> Given problem:
Copy all lines that contain the word "name".

> Material for this task:
---+---
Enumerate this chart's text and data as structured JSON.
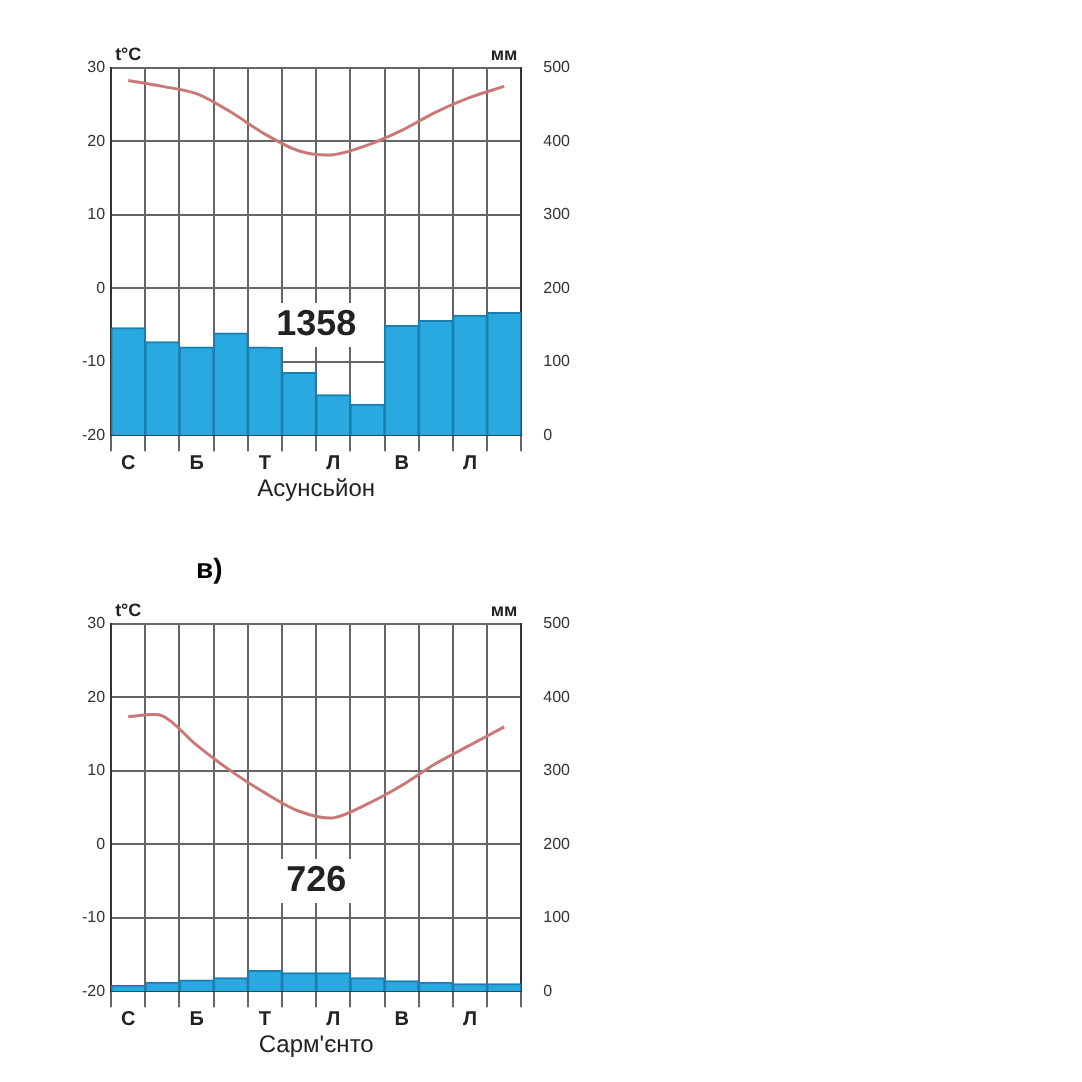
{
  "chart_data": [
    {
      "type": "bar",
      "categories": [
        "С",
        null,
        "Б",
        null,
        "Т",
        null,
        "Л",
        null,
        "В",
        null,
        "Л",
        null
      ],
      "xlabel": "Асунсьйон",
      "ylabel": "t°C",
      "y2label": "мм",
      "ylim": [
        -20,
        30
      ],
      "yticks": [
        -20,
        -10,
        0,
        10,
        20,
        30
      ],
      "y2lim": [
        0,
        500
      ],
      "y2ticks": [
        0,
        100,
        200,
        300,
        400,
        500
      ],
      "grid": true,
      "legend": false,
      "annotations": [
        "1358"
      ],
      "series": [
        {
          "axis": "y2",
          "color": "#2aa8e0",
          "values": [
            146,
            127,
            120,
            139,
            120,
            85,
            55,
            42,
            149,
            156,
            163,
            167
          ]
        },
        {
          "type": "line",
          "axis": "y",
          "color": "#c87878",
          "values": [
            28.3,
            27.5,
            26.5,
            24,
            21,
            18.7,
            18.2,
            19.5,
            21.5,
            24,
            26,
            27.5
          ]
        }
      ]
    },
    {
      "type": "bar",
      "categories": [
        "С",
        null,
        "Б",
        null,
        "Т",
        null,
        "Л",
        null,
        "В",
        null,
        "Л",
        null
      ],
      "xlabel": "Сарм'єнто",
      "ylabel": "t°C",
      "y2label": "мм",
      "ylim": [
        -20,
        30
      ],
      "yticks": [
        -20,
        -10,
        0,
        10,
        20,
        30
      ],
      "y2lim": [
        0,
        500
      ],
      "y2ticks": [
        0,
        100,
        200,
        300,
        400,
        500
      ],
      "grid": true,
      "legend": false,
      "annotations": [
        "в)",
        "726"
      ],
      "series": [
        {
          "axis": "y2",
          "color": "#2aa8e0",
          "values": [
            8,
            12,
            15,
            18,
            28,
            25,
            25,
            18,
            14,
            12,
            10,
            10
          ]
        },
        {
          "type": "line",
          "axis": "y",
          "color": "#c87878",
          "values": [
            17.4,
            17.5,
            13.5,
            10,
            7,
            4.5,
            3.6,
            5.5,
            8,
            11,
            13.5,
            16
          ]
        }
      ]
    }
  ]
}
---+---
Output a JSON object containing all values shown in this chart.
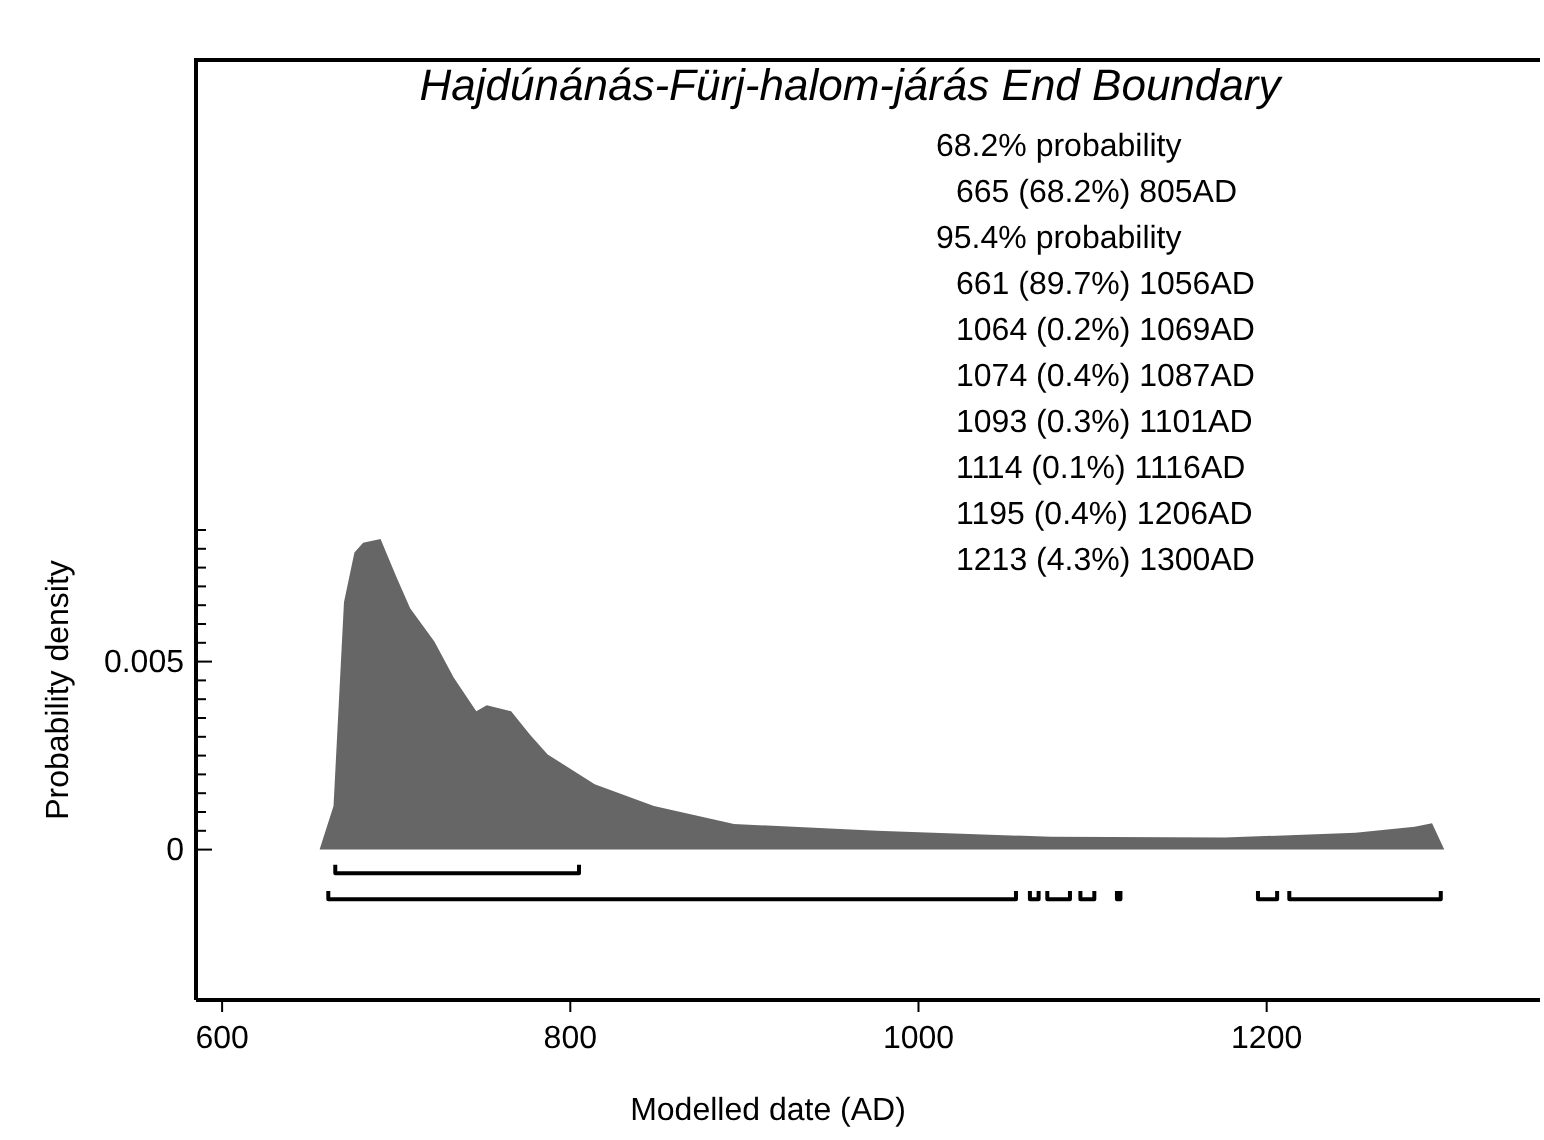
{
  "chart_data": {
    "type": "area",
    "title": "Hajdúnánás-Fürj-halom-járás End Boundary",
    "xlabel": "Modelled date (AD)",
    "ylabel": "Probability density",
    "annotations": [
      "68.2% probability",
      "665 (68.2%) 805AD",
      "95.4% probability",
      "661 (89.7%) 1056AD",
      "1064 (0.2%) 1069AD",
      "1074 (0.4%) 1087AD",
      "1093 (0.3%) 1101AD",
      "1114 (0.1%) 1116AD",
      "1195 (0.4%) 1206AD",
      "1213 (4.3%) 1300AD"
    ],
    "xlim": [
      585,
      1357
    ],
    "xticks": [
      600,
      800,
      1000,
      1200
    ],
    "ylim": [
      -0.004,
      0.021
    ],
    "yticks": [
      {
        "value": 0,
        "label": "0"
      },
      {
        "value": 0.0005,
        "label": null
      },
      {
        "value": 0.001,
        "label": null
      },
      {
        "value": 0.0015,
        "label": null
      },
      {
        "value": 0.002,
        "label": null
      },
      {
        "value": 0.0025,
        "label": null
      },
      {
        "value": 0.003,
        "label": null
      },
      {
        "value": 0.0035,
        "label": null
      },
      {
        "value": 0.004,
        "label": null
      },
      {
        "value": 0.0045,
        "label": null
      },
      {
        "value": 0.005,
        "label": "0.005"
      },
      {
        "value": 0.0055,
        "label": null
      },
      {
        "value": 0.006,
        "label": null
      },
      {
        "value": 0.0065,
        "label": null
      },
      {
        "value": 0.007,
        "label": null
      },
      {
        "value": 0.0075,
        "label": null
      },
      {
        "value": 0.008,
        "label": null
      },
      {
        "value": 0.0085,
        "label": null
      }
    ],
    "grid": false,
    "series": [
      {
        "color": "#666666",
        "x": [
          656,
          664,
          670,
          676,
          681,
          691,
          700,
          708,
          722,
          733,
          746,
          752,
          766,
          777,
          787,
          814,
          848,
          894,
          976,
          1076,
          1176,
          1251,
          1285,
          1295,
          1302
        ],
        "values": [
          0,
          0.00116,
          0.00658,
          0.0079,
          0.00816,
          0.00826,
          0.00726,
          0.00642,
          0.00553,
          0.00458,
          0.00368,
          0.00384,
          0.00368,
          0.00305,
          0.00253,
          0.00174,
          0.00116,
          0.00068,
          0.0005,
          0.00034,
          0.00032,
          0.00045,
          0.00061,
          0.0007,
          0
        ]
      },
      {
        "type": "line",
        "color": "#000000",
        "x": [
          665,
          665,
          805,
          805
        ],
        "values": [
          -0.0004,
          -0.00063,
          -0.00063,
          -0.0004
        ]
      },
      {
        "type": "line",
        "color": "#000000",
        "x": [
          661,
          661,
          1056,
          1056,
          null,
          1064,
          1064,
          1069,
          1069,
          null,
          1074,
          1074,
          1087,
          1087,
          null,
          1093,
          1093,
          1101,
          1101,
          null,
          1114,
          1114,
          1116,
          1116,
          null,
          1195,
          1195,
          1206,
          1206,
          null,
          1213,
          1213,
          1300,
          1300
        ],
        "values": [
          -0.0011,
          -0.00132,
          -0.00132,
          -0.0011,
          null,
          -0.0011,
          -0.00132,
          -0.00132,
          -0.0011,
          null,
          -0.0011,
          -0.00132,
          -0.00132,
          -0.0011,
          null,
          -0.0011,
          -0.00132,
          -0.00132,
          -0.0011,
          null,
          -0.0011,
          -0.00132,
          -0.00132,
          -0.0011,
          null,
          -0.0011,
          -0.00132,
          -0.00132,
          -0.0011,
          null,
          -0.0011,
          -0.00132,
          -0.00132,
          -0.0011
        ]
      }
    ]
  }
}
---+---
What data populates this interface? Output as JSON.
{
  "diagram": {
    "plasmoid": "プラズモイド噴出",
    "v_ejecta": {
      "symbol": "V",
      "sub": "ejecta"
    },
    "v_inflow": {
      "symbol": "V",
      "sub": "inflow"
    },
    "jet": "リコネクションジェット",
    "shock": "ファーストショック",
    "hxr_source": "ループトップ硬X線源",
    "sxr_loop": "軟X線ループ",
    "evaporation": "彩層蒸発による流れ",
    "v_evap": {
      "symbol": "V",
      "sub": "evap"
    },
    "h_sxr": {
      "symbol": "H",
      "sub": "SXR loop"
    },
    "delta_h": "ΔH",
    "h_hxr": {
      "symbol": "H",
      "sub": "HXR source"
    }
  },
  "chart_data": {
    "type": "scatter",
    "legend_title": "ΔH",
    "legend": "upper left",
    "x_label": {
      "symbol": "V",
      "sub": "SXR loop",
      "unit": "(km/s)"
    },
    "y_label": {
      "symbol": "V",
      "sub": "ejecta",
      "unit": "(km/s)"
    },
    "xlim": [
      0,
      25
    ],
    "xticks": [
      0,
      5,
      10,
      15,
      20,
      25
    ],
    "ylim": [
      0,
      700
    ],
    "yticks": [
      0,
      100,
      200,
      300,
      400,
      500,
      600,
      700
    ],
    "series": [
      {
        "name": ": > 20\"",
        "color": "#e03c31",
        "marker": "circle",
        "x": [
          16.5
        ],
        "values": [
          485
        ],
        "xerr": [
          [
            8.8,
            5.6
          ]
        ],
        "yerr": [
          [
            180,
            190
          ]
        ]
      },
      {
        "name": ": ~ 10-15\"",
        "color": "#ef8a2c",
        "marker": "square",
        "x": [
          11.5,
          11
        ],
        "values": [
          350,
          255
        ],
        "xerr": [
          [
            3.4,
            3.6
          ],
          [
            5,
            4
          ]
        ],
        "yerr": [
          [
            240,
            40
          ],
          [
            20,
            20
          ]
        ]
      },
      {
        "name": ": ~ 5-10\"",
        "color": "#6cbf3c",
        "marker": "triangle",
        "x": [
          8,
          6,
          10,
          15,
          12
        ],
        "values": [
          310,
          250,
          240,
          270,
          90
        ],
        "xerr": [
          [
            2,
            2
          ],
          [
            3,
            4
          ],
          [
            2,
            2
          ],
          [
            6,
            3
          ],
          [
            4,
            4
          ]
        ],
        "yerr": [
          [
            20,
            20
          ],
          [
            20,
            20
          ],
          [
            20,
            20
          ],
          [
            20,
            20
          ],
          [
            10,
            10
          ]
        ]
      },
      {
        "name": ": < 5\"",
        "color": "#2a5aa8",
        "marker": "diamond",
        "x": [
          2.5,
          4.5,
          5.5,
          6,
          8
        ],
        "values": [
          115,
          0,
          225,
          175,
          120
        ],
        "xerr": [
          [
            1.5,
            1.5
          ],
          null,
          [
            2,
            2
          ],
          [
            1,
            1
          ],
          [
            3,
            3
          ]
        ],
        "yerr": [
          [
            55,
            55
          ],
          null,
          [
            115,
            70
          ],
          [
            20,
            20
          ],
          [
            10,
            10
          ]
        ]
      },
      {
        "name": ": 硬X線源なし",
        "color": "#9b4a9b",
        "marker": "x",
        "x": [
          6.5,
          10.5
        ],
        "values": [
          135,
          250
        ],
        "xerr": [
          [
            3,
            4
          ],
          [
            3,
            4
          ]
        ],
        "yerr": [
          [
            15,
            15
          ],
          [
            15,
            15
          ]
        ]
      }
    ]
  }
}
---+---
> Solution:
        "name": ": > 20\"",
        "name": ": ~ 10-15\"",
        "name": ": ~ 5-10\"",
        "name": ": < 5\"",
        "name": ": 硬X線源なし",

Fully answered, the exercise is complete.